**Document**

================

Francesca Orsini, who rallied against CAA, was deported due to visa violations: Why the ‘liberal’ tears are merely propaganda
Francesca Orsini deported from India after violating visa norms despite valid e-visa

On 21st October, Francesca Orsini, a British academic known for her work on the Hindi language, was denied entry into India and deported from Delhi’s Indira Gandhi International Airport despite holding a valid five-year e-visa. As soon as she reached India, she was stopped by immigration officials and sent back to Hong Kong within hours.

The incident sparked outrage in some left-leaning academic and political circles, and obvious actors published op-eds and social media posts criticising the government for the deportation without specifying the reason. The BJP-ruled central government was hounded for an “anti-academic” stance based on ideology.

However, government sources later cleared the air, and reports emerged that Orsini was blacklisted in March 2025 itself for violating visa conditions. Her deportation, according to government sources, was a matter of routine enforcement, not ideological differences. But a deeper analysis of her ideology and thoughts about India and Hinduism, etc., needs to be scrutinised.

================

**What is asked**
Can you write out the article about Francesca Orsini's deportation in full, word for word? Rely on the article about Francesca Orsini's deportation and nothing else.

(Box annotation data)
================

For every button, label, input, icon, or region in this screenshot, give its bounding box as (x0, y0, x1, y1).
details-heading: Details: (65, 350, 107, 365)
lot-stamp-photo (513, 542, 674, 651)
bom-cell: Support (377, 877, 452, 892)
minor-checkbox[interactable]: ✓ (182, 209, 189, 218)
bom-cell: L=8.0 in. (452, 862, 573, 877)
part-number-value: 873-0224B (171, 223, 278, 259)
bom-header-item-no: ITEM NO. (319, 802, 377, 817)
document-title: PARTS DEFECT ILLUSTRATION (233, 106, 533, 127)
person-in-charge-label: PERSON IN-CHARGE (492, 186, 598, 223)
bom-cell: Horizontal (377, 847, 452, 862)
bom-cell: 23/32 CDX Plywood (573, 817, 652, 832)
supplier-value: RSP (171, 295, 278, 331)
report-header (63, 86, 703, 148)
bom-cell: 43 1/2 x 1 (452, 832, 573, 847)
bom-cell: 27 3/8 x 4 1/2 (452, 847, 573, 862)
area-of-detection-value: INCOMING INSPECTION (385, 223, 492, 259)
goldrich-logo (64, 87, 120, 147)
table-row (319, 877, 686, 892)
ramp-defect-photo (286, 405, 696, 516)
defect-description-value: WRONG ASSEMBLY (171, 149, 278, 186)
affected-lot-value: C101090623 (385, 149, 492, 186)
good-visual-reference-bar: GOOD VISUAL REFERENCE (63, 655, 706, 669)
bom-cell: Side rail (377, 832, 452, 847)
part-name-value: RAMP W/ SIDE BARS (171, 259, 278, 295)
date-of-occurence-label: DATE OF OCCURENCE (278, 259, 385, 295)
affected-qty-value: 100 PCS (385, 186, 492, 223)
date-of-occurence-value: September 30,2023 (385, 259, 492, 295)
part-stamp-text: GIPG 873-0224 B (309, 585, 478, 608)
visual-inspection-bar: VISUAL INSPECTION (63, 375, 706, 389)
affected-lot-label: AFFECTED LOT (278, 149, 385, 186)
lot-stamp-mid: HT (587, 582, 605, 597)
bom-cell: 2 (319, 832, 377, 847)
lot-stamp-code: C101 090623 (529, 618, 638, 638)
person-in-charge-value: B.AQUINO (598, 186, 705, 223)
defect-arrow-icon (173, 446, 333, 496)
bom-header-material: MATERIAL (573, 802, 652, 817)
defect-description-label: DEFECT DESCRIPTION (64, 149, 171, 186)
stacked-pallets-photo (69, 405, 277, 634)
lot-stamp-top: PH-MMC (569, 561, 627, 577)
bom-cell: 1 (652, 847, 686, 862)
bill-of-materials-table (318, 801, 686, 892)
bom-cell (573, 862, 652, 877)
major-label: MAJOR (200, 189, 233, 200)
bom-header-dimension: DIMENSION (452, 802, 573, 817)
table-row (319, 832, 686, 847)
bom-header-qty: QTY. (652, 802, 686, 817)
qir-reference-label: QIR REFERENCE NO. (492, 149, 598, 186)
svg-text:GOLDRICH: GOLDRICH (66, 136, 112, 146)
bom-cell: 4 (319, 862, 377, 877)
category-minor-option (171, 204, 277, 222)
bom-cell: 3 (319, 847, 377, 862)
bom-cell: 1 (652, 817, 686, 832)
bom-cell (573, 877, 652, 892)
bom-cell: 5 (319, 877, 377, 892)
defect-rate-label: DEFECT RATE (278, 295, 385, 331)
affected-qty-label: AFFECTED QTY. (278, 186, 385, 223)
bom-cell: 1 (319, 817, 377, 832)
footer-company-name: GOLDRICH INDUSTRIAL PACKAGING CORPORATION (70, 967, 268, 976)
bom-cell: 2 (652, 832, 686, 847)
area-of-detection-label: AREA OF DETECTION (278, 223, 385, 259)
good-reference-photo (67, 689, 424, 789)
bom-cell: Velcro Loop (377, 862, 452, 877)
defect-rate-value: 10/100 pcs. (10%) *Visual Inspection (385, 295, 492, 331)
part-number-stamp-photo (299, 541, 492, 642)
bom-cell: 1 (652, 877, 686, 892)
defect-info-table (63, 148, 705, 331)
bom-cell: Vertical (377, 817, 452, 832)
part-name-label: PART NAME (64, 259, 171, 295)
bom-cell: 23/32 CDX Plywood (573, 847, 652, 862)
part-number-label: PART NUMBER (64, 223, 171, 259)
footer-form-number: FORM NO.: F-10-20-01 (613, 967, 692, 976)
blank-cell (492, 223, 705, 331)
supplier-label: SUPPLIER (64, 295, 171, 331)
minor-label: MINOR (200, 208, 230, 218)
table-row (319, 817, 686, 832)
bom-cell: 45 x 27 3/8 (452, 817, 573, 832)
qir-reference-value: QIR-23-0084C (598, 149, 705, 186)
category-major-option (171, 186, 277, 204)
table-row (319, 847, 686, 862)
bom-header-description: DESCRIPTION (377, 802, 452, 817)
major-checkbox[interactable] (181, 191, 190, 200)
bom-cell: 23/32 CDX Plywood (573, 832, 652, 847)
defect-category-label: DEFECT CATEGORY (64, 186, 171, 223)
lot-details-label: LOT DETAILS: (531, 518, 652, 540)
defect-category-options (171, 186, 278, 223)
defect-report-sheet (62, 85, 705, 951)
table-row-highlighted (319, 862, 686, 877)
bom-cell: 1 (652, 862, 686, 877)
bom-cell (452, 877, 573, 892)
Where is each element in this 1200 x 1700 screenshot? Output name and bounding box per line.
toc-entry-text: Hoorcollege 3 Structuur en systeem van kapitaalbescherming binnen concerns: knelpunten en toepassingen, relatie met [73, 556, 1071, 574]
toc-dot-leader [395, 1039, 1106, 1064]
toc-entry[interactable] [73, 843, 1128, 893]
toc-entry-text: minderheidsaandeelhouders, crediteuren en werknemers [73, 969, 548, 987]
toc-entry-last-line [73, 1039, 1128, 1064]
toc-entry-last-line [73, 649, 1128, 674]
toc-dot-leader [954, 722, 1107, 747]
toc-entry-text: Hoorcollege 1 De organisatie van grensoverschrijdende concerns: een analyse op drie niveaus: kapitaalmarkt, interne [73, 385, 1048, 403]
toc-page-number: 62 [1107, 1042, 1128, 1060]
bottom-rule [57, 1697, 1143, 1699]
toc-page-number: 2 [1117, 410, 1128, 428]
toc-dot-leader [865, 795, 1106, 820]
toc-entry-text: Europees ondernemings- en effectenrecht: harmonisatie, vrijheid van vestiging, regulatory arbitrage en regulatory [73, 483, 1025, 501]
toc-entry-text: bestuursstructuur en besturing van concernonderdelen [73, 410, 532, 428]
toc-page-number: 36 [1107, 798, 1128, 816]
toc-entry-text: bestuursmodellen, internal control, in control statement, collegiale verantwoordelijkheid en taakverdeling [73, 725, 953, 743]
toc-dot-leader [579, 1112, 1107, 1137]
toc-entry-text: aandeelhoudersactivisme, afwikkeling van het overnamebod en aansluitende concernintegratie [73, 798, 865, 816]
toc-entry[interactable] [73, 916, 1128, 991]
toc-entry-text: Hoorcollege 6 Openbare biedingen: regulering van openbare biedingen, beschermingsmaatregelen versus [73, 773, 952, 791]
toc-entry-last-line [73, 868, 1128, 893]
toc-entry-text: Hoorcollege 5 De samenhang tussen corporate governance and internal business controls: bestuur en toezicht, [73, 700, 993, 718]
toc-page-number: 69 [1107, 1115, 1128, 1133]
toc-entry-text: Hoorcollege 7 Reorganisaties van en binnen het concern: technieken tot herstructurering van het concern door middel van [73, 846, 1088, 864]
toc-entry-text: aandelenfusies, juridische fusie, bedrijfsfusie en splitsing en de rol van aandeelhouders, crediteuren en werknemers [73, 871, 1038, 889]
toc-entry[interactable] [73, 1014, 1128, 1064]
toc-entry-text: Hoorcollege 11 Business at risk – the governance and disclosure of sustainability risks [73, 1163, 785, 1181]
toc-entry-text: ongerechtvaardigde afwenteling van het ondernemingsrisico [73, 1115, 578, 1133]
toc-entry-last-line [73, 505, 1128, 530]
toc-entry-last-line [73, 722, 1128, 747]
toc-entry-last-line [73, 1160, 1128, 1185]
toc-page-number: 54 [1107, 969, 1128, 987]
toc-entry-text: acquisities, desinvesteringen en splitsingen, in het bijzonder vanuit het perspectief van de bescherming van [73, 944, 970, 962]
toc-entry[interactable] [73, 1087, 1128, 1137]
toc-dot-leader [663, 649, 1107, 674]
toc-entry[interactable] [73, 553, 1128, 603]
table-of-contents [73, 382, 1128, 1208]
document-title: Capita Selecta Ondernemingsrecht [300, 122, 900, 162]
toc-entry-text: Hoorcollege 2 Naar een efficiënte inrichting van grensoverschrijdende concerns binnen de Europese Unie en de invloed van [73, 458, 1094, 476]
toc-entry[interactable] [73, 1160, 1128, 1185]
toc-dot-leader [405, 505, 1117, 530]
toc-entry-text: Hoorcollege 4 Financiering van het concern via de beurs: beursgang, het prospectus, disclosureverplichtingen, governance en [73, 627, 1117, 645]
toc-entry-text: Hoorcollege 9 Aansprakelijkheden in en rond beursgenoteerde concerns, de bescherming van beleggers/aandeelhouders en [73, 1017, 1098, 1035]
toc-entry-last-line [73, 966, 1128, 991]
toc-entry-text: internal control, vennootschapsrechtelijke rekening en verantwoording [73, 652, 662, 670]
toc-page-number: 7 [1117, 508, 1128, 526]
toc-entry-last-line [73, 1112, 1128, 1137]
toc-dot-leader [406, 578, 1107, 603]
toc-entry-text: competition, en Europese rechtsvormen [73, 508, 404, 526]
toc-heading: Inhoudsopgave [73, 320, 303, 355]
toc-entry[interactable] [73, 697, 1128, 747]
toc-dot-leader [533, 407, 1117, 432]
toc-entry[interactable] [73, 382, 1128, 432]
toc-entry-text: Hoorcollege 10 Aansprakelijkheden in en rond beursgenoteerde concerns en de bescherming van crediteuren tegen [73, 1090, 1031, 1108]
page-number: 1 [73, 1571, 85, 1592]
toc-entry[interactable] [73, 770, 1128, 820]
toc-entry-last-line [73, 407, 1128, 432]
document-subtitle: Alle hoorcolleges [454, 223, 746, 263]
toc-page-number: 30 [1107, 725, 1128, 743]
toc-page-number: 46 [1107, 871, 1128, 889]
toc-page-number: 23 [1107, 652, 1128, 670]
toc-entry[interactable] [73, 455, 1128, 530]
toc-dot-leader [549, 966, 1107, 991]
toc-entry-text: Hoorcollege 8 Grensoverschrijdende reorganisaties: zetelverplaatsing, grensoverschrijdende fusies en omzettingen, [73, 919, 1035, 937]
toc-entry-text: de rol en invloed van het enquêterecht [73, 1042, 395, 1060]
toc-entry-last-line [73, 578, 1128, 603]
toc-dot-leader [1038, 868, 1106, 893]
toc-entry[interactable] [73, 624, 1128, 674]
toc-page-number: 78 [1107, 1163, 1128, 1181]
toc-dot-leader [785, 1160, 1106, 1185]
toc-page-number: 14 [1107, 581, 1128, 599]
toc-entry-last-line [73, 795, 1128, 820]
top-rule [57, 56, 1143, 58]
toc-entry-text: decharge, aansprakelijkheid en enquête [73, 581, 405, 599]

================

**The answer**
Francesca Orsini, who rallied against CAA, was deported due to visa violations: Why the ‘liberal’ tears are merely propaganda
Francesca Orsini deported from India after violating visa norms despite valid e-visa

On 21st October, Francesca Orsini, a British academic known for her work on the Hindi language, was denied entry into India and deported from Delhi’s Indira Gandhi International Airport despite holding a valid five-year e-visa. As soon as she reached India, she was stopped by immigration officials and sent back to Hong Kong within hours.

The incident sparked outrage in some left-leaning academic and political circles, and obvious actors published op-eds and social media posts criticising the government for the deportation without specifying the reason. The BJP-ruled central government was hounded for an “anti-academic” stance based on ideology.

However, government sources later cleared the air, and reports emerged that Orsini was blacklisted in March 2025 itself for violating visa conditions. Her deportation, according to government sources, was a matter of routine enforcement, not ideological differences. But a deeper analysis of her ideology and thoughts about India and Hinduism, etc., needs to be scrutinised.